INSTRUCTIONS FOR THE TASK =>
Copy each line that holds "Windows".

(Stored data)

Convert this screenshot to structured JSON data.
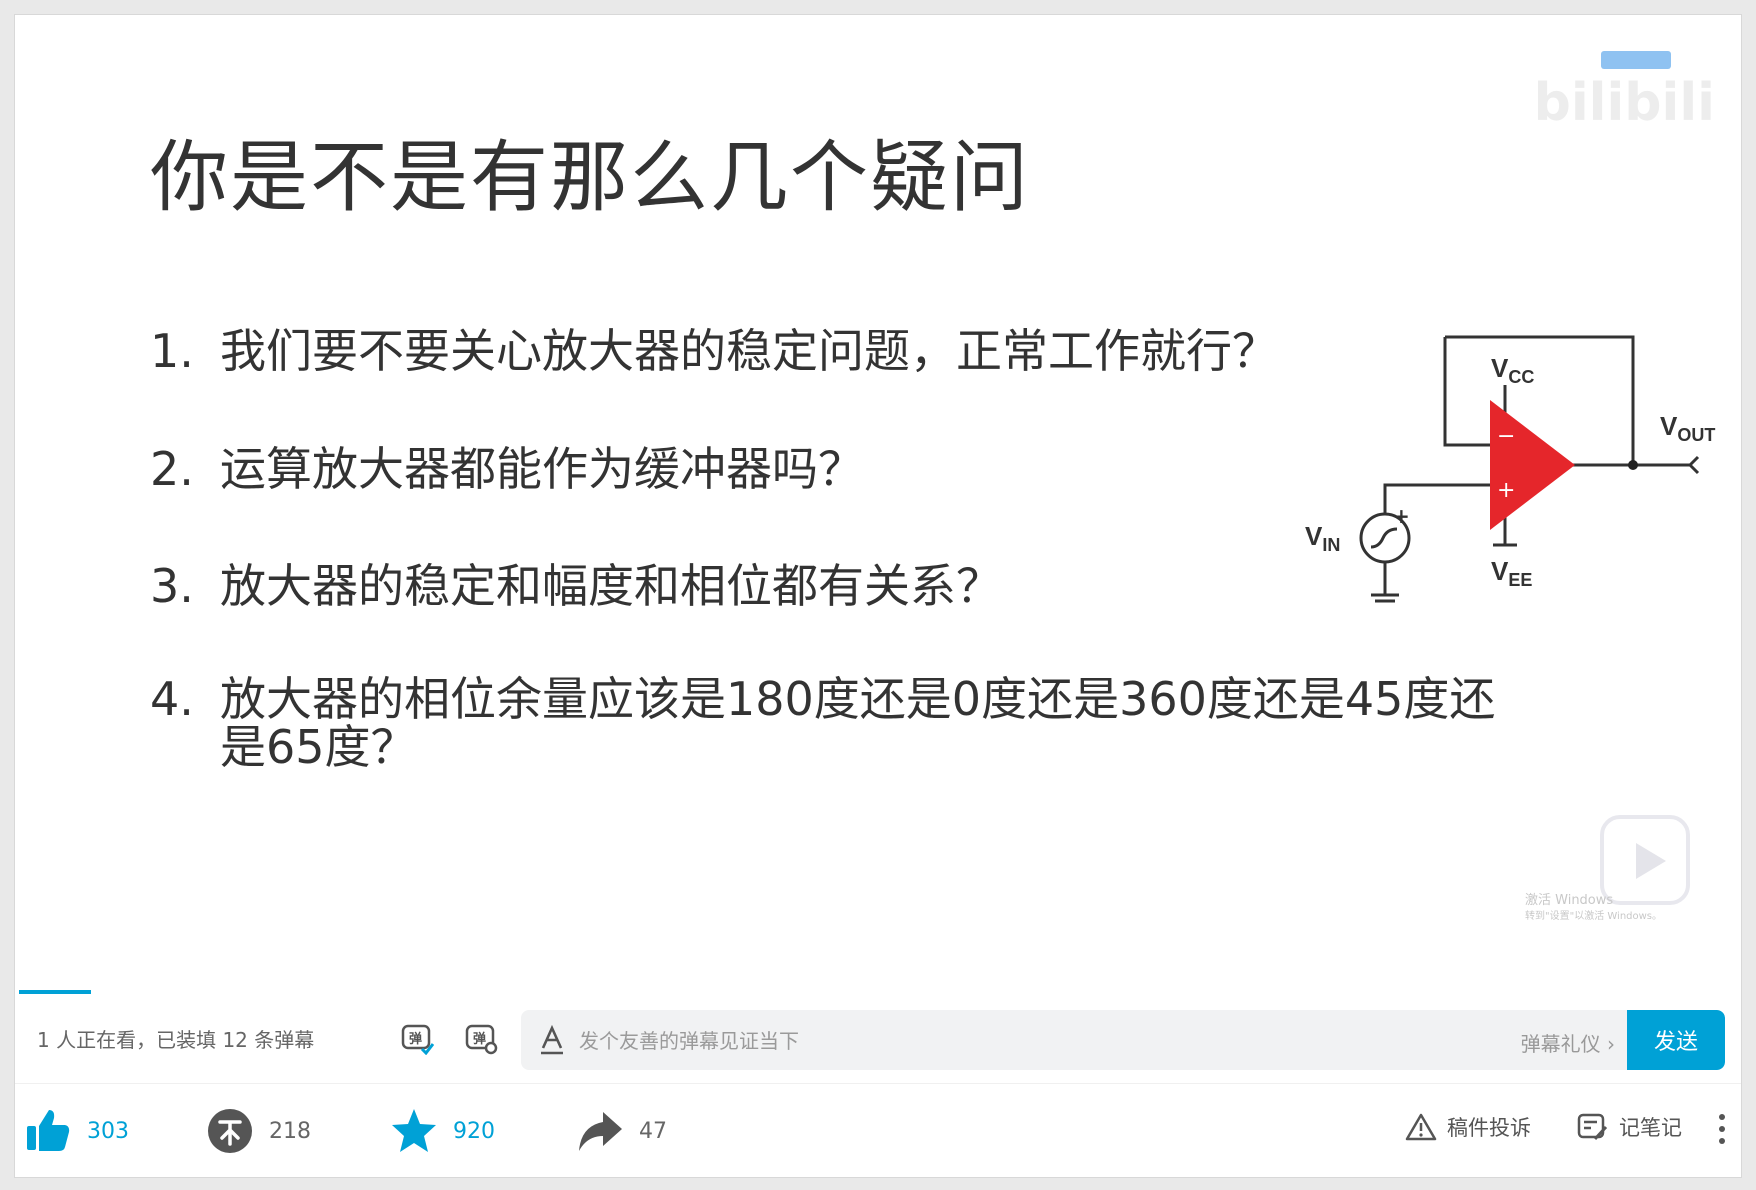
{
  "slide": {
    "title": "你是不是有那么几个疑问",
    "questions": [
      {
        "num": "1.",
        "text": "我们要不要关心放大器的稳定问题，正常工作就行？"
      },
      {
        "num": "2.",
        "text": "运算放大器都能作为缓冲器吗？"
      },
      {
        "num": "3.",
        "text": "放大器的稳定和幅度和相位都有关系？"
      },
      {
        "num": "4.",
        "text": "放大器的相位余量应该是180度还是0度还是360度还是45度还",
        "text2": "是65度？"
      }
    ],
    "circuit": {
      "vcc": "V",
      "vcc_sub": "CC",
      "vee": "V",
      "vee_sub": "EE",
      "vout": "V",
      "vout_sub": "OUT",
      "vin": "V",
      "vin_sub": "IN",
      "plus": "+",
      "minus": "−"
    },
    "watermark": "bilibili",
    "activate_line1": "激活 Windows",
    "activate_line2": "转到\"设置\"以激活 Windows。"
  },
  "danmaku": {
    "viewer_text": "1 人正在看，已装填 12 条弹幕",
    "placeholder": "发个友善的弹幕见证当下",
    "etiquette": "弹幕礼仪 ›",
    "send_label": "发送"
  },
  "actions": {
    "like_count": "303",
    "coin_count": "218",
    "fav_count": "920",
    "share_count": "47",
    "report_label": "稿件投诉",
    "note_label": "记笔记"
  },
  "colors": {
    "accent": "#00a1d6",
    "opamp": "#e5262b"
  }
}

TASK RESPONSE =>
    "activate_line1": "激活 Windows",
    "activate_line2": "转到\"设置\"以激活 Windows。"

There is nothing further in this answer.